Stored items:
+ + +
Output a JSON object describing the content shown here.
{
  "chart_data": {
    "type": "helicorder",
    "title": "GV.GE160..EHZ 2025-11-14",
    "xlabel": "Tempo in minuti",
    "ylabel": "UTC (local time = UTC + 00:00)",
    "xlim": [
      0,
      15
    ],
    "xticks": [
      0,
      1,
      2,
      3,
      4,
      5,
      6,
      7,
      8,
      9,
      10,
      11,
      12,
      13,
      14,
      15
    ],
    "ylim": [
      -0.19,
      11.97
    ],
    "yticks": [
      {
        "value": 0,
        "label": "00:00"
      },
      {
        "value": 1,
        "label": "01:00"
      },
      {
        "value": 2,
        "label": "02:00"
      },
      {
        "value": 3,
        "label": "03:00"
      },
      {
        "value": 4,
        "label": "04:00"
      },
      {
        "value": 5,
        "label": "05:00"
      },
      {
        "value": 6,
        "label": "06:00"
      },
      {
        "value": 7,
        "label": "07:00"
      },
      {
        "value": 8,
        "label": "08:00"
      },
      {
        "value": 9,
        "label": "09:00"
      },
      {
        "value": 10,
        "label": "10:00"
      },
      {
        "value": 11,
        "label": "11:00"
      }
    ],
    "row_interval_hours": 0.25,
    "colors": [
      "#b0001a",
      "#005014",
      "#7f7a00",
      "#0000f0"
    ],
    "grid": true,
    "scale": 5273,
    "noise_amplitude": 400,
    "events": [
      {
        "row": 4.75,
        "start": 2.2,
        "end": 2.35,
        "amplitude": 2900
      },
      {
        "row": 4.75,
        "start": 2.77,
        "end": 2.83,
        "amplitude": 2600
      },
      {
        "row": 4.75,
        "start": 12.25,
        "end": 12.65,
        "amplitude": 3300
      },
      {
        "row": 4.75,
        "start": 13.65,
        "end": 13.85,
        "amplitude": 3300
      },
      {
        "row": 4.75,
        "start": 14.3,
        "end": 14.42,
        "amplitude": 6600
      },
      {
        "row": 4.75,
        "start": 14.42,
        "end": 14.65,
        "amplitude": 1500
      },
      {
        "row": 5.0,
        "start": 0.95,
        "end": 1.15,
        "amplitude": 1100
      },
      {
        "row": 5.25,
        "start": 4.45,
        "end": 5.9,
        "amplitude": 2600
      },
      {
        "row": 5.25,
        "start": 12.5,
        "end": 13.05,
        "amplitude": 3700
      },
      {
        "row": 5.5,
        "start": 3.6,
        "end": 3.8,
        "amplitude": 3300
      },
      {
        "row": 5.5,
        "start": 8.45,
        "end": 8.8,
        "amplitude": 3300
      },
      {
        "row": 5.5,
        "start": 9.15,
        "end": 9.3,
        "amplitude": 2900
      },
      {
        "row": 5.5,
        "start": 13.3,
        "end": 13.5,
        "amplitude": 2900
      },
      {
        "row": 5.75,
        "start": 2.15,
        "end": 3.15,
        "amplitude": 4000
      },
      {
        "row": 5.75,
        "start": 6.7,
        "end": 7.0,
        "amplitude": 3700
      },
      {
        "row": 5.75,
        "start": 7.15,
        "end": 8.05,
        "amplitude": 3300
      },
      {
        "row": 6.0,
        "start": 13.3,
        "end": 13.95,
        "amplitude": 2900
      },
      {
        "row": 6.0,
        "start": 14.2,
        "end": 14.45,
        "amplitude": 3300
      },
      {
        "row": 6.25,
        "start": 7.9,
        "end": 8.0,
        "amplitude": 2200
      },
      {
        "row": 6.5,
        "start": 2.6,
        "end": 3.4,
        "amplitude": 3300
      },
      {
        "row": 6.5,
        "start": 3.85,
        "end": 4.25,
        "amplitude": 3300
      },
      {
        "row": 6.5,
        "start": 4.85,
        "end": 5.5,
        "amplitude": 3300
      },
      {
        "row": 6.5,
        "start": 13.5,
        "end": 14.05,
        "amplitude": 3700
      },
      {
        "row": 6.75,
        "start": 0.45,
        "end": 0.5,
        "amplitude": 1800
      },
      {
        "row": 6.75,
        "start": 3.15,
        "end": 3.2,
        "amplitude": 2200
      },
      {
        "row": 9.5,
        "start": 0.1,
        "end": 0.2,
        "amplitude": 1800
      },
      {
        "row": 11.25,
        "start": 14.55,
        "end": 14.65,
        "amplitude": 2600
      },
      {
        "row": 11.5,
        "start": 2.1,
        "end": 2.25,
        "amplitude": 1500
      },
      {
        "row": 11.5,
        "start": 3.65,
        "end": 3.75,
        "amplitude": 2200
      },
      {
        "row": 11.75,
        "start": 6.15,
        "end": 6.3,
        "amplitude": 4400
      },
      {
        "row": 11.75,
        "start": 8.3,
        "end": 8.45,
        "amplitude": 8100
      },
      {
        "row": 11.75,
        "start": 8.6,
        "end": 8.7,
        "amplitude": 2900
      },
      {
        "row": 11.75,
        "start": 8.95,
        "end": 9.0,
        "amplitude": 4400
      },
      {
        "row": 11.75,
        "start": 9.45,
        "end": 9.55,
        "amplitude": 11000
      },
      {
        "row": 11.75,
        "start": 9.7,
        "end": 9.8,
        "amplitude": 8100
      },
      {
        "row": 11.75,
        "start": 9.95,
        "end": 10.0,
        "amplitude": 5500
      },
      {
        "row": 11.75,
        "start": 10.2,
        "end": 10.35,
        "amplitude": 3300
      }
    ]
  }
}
+ + +
* **What is asked**
Reproduce the data in full, exactly as presented.

* **Response for this exercise**
Output a JSON object describing the content shown here.
{
  "chart_data": {
    "type": "helicorder",
    "title": "GV.GE160..EHZ 2025-11-14",
    "xlabel": "Tempo in minuti",
    "ylabel": "UTC (local time = UTC + 00:00)",
    "xlim": [
      0,
      15
    ],
    "xticks": [
      0,
      1,
      2,
      3,
      4,
      5,
      6,
      7,
      8,
      9,
      10,
      11,
      12,
      13,
      14,
      15
    ],
    "ylim": [
      -0.19,
      11.97
    ],
    "yticks": [
      {
        "value": 0,
        "label": "00:00"
      },
      {
        "value": 1,
        "label": "01:00"
      },
      {
        "value": 2,
        "label": "02:00"
      },
      {
        "value": 3,
        "label": "03:00"
      },
      {
        "value": 4,
        "label": "04:00"
      },
      {
        "value": 5,
        "label": "05:00"
      },
      {
        "value": 6,
        "label": "06:00"
      },
      {
        "value": 7,
        "label": "07:00"
      },
      {
        "value": 8,
        "label": "08:00"
      },
      {
        "value": 9,
        "label": "09:00"
      },
      {
        "value": 10,
        "label": "10:00"
      },
      {
        "value": 11,
        "label": "11:00"
      }
    ],
    "row_interval_hours": 0.25,
    "colors": [
      "#b0001a",
      "#005014",
      "#7f7a00",
      "#0000f0"
    ],
    "grid": true,
    "scale": 5273,
    "noise_amplitude": 400,
    "events": [
      {
        "row": 4.75,
        "start": 2.2,
        "end": 2.35,
        "amplitude": 2900
      },
      {
        "row": 4.75,
        "start": 2.77,
        "end": 2.83,
        "amplitude": 2600
      },
      {
        "row": 4.75,
        "start": 12.25,
        "end": 12.65,
        "amplitude": 3300
      },
      {
        "row": 4.75,
        "start": 13.65,
        "end": 13.85,
        "amplitude": 3300
      },
      {
        "row": 4.75,
        "start": 14.3,
        "end": 14.42,
        "amplitude": 6600
      },
      {
        "row": 4.75,
        "start": 14.42,
        "end": 14.65,
        "amplitude": 1500
      },
      {
        "row": 5.0,
        "start": 0.95,
        "end": 1.15,
        "amplitude": 1100
      },
      {
        "row": 5.25,
        "start": 4.45,
        "end": 5.9,
        "amplitude": 2600
      },
      {
        "row": 5.25,
        "start": 12.5,
        "end": 13.05,
        "amplitude": 3700
      },
      {
        "row": 5.5,
        "start": 3.6,
        "end": 3.8,
        "amplitude": 3300
      },
      {
        "row": 5.5,
        "start": 8.45,
        "end": 8.8,
        "amplitude": 3300
      },
      {
        "row": 5.5,
        "start": 9.15,
        "end": 9.3,
        "amplitude": 2900
      },
      {
        "row": 5.5,
        "start": 13.3,
        "end": 13.5,
        "amplitude": 2900
      },
      {
        "row": 5.75,
        "start": 2.15,
        "end": 3.15,
        "amplitude": 4000
      },
      {
        "row": 5.75,
        "start": 6.7,
        "end": 7.0,
        "amplitude": 3700
      },
      {
        "row": 5.75,
        "start": 7.15,
        "end": 8.05,
        "amplitude": 3300
      },
      {
        "row": 6.0,
        "start": 13.3,
        "end": 13.95,
        "amplitude": 2900
      },
      {
        "row": 6.0,
        "start": 14.2,
        "end": 14.45,
        "amplitude": 3300
      },
      {
        "row": 6.25,
        "start": 7.9,
        "end": 8.0,
        "amplitude": 2200
      },
      {
        "row": 6.5,
        "start": 2.6,
        "end": 3.4,
        "amplitude": 3300
      },
      {
        "row": 6.5,
        "start": 3.85,
        "end": 4.25,
        "amplitude": 3300
      },
      {
        "row": 6.5,
        "start": 4.85,
        "end": 5.5,
        "amplitude": 3300
      },
      {
        "row": 6.5,
        "start": 13.5,
        "end": 14.05,
        "amplitude": 3700
      },
      {
        "row": 6.75,
        "start": 0.45,
        "end": 0.5,
        "amplitude": 1800
      },
      {
        "row": 6.75,
        "start": 3.15,
        "end": 3.2,
        "amplitude": 2200
      },
      {
        "row": 9.5,
        "start": 0.1,
        "end": 0.2,
        "amplitude": 1800
      },
      {
        "row": 11.25,
        "start": 14.55,
        "end": 14.65,
        "amplitude": 2600
      },
      {
        "row": 11.5,
        "start": 2.1,
        "end": 2.25,
        "amplitude": 1500
      },
      {
        "row": 11.5,
        "start": 3.65,
        "end": 3.75,
        "amplitude": 2200
      },
      {
        "row": 11.75,
        "start": 6.15,
        "end": 6.3,
        "amplitude": 4400
      },
      {
        "row": 11.75,
        "start": 8.3,
        "end": 8.45,
        "amplitude": 8100
      },
      {
        "row": 11.75,
        "start": 8.6,
        "end": 8.7,
        "amplitude": 2900
      },
      {
        "row": 11.75,
        "start": 8.95,
        "end": 9.0,
        "amplitude": 4400
      },
      {
        "row": 11.75,
        "start": 9.45,
        "end": 9.55,
        "amplitude": 11000
      },
      {
        "row": 11.75,
        "start": 9.7,
        "end": 9.8,
        "amplitude": 8100
      },
      {
        "row": 11.75,
        "start": 9.95,
        "end": 10.0,
        "amplitude": 5500
      },
      {
        "row": 11.75,
        "start": 10.2,
        "end": 10.35,
        "amplitude": 3300
      }
    ]
  }
}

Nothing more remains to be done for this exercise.